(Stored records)
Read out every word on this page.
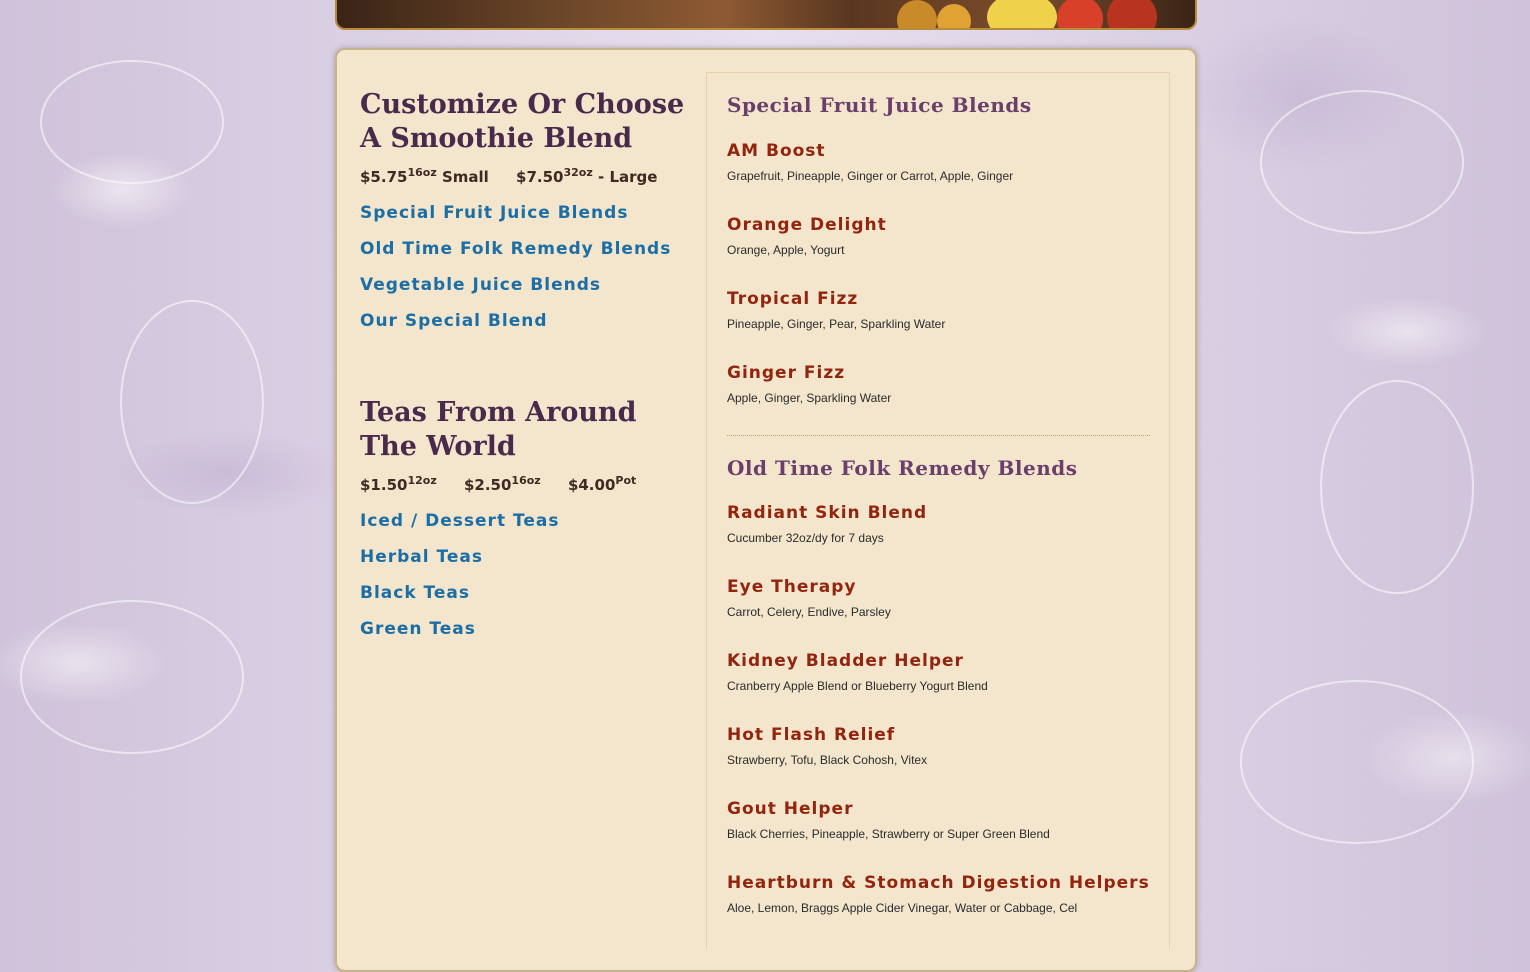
Customize Or Choose A Smoothie Blend
$\$5.75^{16oz}$ Small $\$7.50^{32oz}$ - Large
Special Fruit Juice Blends
Old Time Folk Remedy Blends
Vegetable Juice Blends
Our Special Blend
Teas From Around The World
$\$1.50^{12oz}$ $\$2.50^{16oz}$ $\$4.00^{Pot}$
Iced / Dessert Teas
Herbal Teas
Black Teas
Green Teas
Special Fruit Juice Blends
AM Boost
Grapefruit, Pineapple, Ginger or Carrot, Apple, Ginger
Orange Delight
Orange, Apple, Yogurt
Tropical Fizz
Pineapple, Ginger, Pear, Sparkling Water
Ginger Fizz
Apple, Ginger, Sparkling Water
Old Time Folk Remedy Blends
Radiant Skin Blend
Cucumber 32oz/dy for 7 days
Eye Therapy
Carrot, Celery, Endive, Parsley
Kidney Bladder Helper
Cranberry Apple Blend or Blueberry Yogurt Blend
Hot Flash Relief
Strawberry, Tofu, Black Cohosh, Vitex
Gout Helper
Black Cherries, Pineapple, Strawberry or Super Green Blend
Heartburn & Stomach Digestion Helpers
Aloe, Lemon, Braggs Apple Cider Vinegar, Water or Cabbage, Cel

● Exercise: Within the listing above, copy each line that has the string "Green".

● Solved problem:
Green Teas
Black Cherries, Pineapple, Strawberry or Super Green Blend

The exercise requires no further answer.